Data shown:
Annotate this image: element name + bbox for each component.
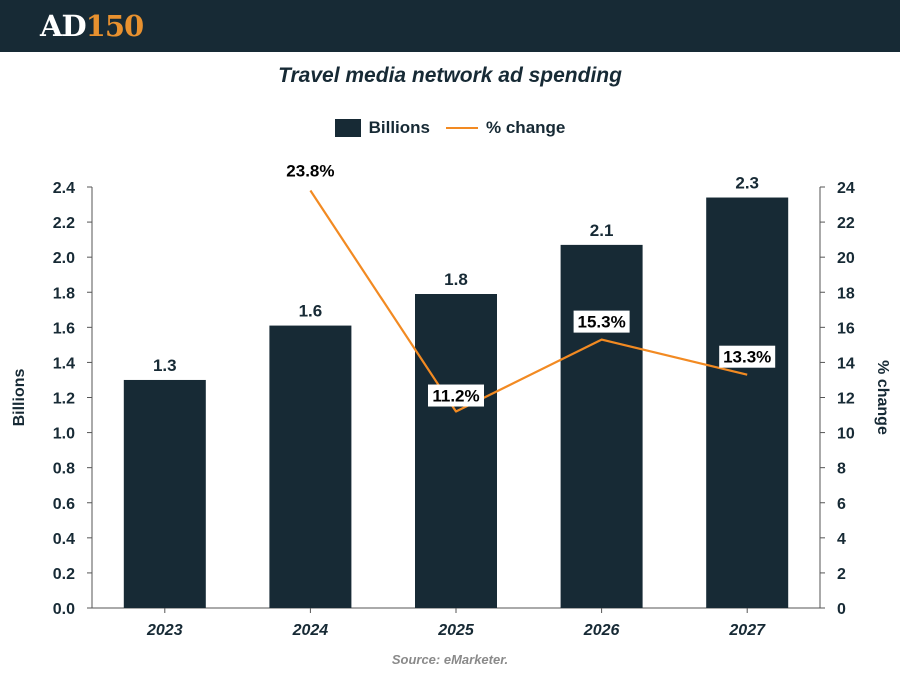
y-axis-title-left: Billions [11,369,28,427]
y-tick-label-right: 12 [837,391,855,408]
legend-line-swatch [446,127,479,129]
y-tick-label-right: 4 [837,531,846,548]
y-tick-label-right: 14 [837,355,855,372]
chart-legend: Billions % change [0,118,900,138]
logo-text-ad: AD [40,9,87,43]
legend-item-percent-change: % change [446,118,565,138]
y-tick-label-left: 1.0 [53,426,75,443]
y-tick-label-left: 1.8 [53,285,75,302]
bar-2024 [269,325,352,608]
y-tick-label-right: 22 [837,215,855,232]
bar-2025 [415,294,497,608]
y-tick-label-right: 18 [837,285,855,302]
y-tick-label-left: 0.8 [53,461,75,478]
y-tick-label-right: 2 [837,566,846,583]
y-tick-label-right: 24 [837,180,855,197]
y-tick-label-left: 0.4 [53,531,75,548]
line-value-label: 11.2% [432,387,479,406]
x-tick-label: 2026 [583,622,620,639]
line-value-label: 23.8% [286,162,334,181]
legend-label-percent-change: % change [486,118,566,137]
y-tick-label-left: 0.0 [53,601,75,618]
bar-2026 [560,244,643,608]
line-label-background [573,310,630,333]
source-note: Source: eMarketer. [391,652,509,667]
y-tick-label-right: 6 [837,496,846,513]
bar-2027 [706,197,789,608]
y-tick-label-left: 0.2 [53,566,75,583]
y-axis-title-right: % change [874,360,891,435]
y-tick-label-right: 10 [837,426,855,443]
line-percent-change [309,189,748,413]
line-label-background [282,159,339,182]
bar-value-label: 2.1 [590,221,614,240]
bar-2023 [123,379,206,608]
y-tick-label-left: 0.6 [53,496,75,513]
bar-value-label: 1.3 [153,356,177,375]
line-value-label: 15.3% [577,313,625,332]
x-tick-label: 2025 [437,622,475,639]
bar-value-label: 2.3 [735,174,759,193]
legend-label-billions: Billions [368,118,431,137]
chart-title: Travel media network ad spending [278,64,622,87]
logo-text-150: 150 [85,9,145,43]
line-label-background [428,384,484,407]
brand-logo: AD150 [40,9,145,43]
bar-value-label: 1.8 [444,270,468,289]
header-bar: AD150 [0,0,900,52]
line-value-label: 13.3% [723,348,771,367]
x-tick-label: 2023 [146,622,183,639]
y-tick-label-left: 1.2 [53,391,75,408]
x-tick-label: 2024 [292,622,329,639]
y-tick-label-right: 0 [837,601,846,618]
line-label-background [719,345,776,368]
y-tick-label-left: 1.4 [53,355,75,372]
bar-value-label: 1.6 [299,302,323,321]
legend-bar-swatch [334,119,361,137]
y-tick-label-right: 20 [837,250,855,267]
legend-item-billions: Billions [334,118,431,138]
y-tick-label-right: 16 [837,320,855,337]
y-tick-label-left: 2.4 [53,180,75,197]
x-tick-label: 2027 [728,622,766,639]
y-tick-label-left: 1.6 [53,320,75,337]
y-tick-label-left: 2.2 [53,215,75,232]
y-tick-label-left: 2.0 [53,250,75,267]
y-tick-label-right: 8 [837,461,846,478]
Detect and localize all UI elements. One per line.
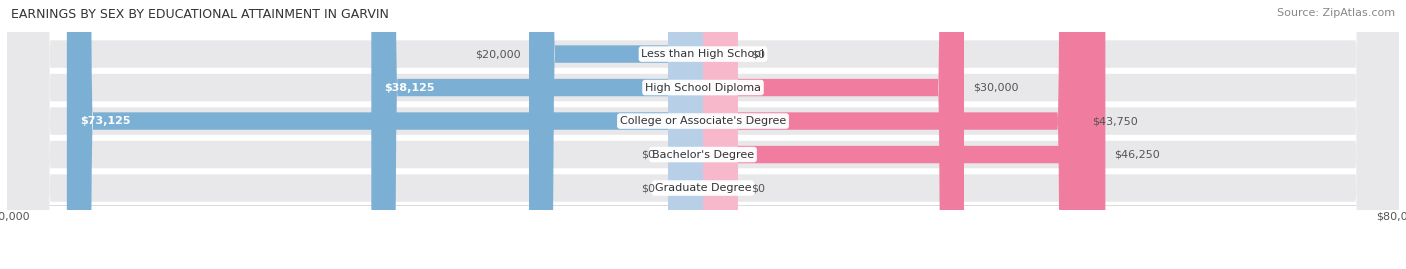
Text: $30,000: $30,000 <box>973 83 1018 93</box>
Text: College or Associate's Degree: College or Associate's Degree <box>620 116 786 126</box>
FancyBboxPatch shape <box>7 0 1399 269</box>
Text: $20,000: $20,000 <box>475 49 520 59</box>
FancyBboxPatch shape <box>371 0 703 269</box>
FancyBboxPatch shape <box>7 0 1399 269</box>
Text: $43,750: $43,750 <box>1092 116 1137 126</box>
Text: $0: $0 <box>641 150 655 160</box>
Text: High School Diploma: High School Diploma <box>645 83 761 93</box>
FancyBboxPatch shape <box>703 0 738 269</box>
FancyBboxPatch shape <box>7 0 1399 269</box>
Text: $0: $0 <box>751 49 765 59</box>
FancyBboxPatch shape <box>529 0 703 269</box>
FancyBboxPatch shape <box>7 0 1399 269</box>
Text: Less than High School: Less than High School <box>641 49 765 59</box>
Text: $38,125: $38,125 <box>384 83 434 93</box>
FancyBboxPatch shape <box>703 0 965 269</box>
Text: $46,250: $46,250 <box>1114 150 1160 160</box>
Text: Bachelor's Degree: Bachelor's Degree <box>652 150 754 160</box>
Text: EARNINGS BY SEX BY EDUCATIONAL ATTAINMENT IN GARVIN: EARNINGS BY SEX BY EDUCATIONAL ATTAINMEN… <box>11 8 389 21</box>
FancyBboxPatch shape <box>67 0 703 269</box>
Text: Source: ZipAtlas.com: Source: ZipAtlas.com <box>1277 8 1395 18</box>
FancyBboxPatch shape <box>668 0 703 269</box>
Text: $0: $0 <box>641 183 655 193</box>
Text: $73,125: $73,125 <box>80 116 131 126</box>
FancyBboxPatch shape <box>7 0 1399 269</box>
Text: Graduate Degree: Graduate Degree <box>655 183 751 193</box>
Text: $0: $0 <box>751 183 765 193</box>
FancyBboxPatch shape <box>703 0 1105 269</box>
FancyBboxPatch shape <box>703 0 1084 269</box>
FancyBboxPatch shape <box>703 0 738 269</box>
FancyBboxPatch shape <box>668 0 703 269</box>
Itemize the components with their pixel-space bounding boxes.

Problem: Copy the lines above character for character, but leave out the pictures.

Written answer:
Annotate this image: element name + bbox for each component.
y-axis-title-left: Billions [11,369,28,427]
y-tick-label-right: 12 [837,391,855,408]
legend-line-swatch [446,127,479,129]
y-tick-label-right: 4 [837,531,846,548]
y-tick-label-right: 14 [837,355,855,372]
chart-legend: Billions % change [0,118,900,138]
logo-text-ad: AD [40,9,87,43]
legend-item-percent-change: % change [446,118,565,138]
y-tick-label-left: 1.0 [53,426,75,443]
y-tick-label-left: 1.8 [53,285,75,302]
bar-2024 [269,325,352,608]
y-tick-label-right: 22 [837,215,855,232]
bar-2025 [415,294,497,608]
y-tick-label-right: 18 [837,285,855,302]
y-tick-label-left: 0.8 [53,461,75,478]
y-tick-label-right: 2 [837,566,846,583]
y-tick-label-right: 24 [837,180,855,197]
y-tick-label-left: 0.4 [53,531,75,548]
line-value-label: 11.2% [432,387,479,406]
x-tick-label: 2026 [583,622,620,639]
line-value-label: 23.8% [286,162,334,181]
legend-label-percent-change: % change [486,118,566,137]
y-tick-label-left: 0.0 [53,601,75,618]
bar-2026 [560,244,643,608]
line-label-background [573,310,630,333]
source-note: Source: eMarketer. [391,652,509,667]
y-tick-label-right: 6 [837,496,846,513]
bar-2027 [706,197,789,608]
y-tick-label-left: 0.2 [53,566,75,583]
y-axis-title-right: % change [874,360,891,435]
y-tick-label-right: 10 [837,426,855,443]
line-percent-change [309,189,748,413]
line-label-background [282,159,339,182]
bar-value-label: 2.1 [590,221,614,240]
bar-2023 [123,379,206,608]
y-tick-label-left: 0.6 [53,496,75,513]
bar-value-label: 1.3 [153,356,177,375]
line-value-label: 15.3% [577,313,625,332]
x-tick-label: 2025 [437,622,475,639]
bar-value-label: 2.3 [735,174,759,193]
legend-label-billions: Billions [368,118,431,137]
chart-title: Travel media network ad spending [278,64,622,87]
logo-text-150: 150 [85,9,145,43]
line-label-background [428,384,484,407]
brand-logo: AD150 [40,9,145,43]
bar-value-label: 1.8 [444,270,468,289]
header-bar: AD150 [0,0,900,52]
line-value-label: 13.3% [723,348,771,367]
x-tick-label: 2023 [146,622,183,639]
y-tick-label-left: 1.2 [53,391,75,408]
x-tick-label: 2024 [292,622,329,639]
y-tick-label-right: 0 [837,601,846,618]
line-label-background [719,345,776,368]
y-tick-label-left: 1.4 [53,355,75,372]
bar-value-label: 1.6 [299,302,323,321]
legend-bar-swatch [334,119,361,137]
y-tick-label-right: 20 [837,250,855,267]
legend-item-billions: Billions [334,118,431,138]
y-tick-label-right: 16 [837,320,855,337]
y-tick-label-left: 2.4 [53,180,75,197]
x-tick-label: 2027 [728,622,766,639]
y-tick-label-left: 1.6 [53,320,75,337]
y-tick-label-left: 2.2 [53,215,75,232]
y-tick-label-left: 2.0 [53,250,75,267]
y-tick-label-right: 8 [837,461,846,478]
Detect and localize all UI elements. One per line.
Text: $30,000: $30,000 <box>973 83 1018 93</box>
Text: College or Associate's Degree: College or Associate's Degree <box>620 116 786 126</box>
FancyBboxPatch shape <box>7 0 1399 269</box>
Text: $20,000: $20,000 <box>475 49 520 59</box>
FancyBboxPatch shape <box>371 0 703 269</box>
FancyBboxPatch shape <box>7 0 1399 269</box>
Text: $43,750: $43,750 <box>1092 116 1137 126</box>
Text: $0: $0 <box>641 150 655 160</box>
Text: High School Diploma: High School Diploma <box>645 83 761 93</box>
FancyBboxPatch shape <box>703 0 738 269</box>
FancyBboxPatch shape <box>7 0 1399 269</box>
Text: $0: $0 <box>751 49 765 59</box>
FancyBboxPatch shape <box>529 0 703 269</box>
FancyBboxPatch shape <box>7 0 1399 269</box>
Text: Less than High School: Less than High School <box>641 49 765 59</box>
Text: $38,125: $38,125 <box>384 83 434 93</box>
FancyBboxPatch shape <box>703 0 965 269</box>
Text: $46,250: $46,250 <box>1114 150 1160 160</box>
Text: Bachelor's Degree: Bachelor's Degree <box>652 150 754 160</box>
Text: EARNINGS BY SEX BY EDUCATIONAL ATTAINMENT IN GARVIN: EARNINGS BY SEX BY EDUCATIONAL ATTAINMEN… <box>11 8 389 21</box>
FancyBboxPatch shape <box>67 0 703 269</box>
Text: Source: ZipAtlas.com: Source: ZipAtlas.com <box>1277 8 1395 18</box>
FancyBboxPatch shape <box>668 0 703 269</box>
Text: $0: $0 <box>641 183 655 193</box>
Text: $73,125: $73,125 <box>80 116 131 126</box>
FancyBboxPatch shape <box>7 0 1399 269</box>
Text: Graduate Degree: Graduate Degree <box>655 183 751 193</box>
Text: $0: $0 <box>751 183 765 193</box>
FancyBboxPatch shape <box>703 0 1105 269</box>
FancyBboxPatch shape <box>703 0 1084 269</box>
FancyBboxPatch shape <box>703 0 738 269</box>
FancyBboxPatch shape <box>668 0 703 269</box>
Itemize the components with their pixel-space bounding boxes.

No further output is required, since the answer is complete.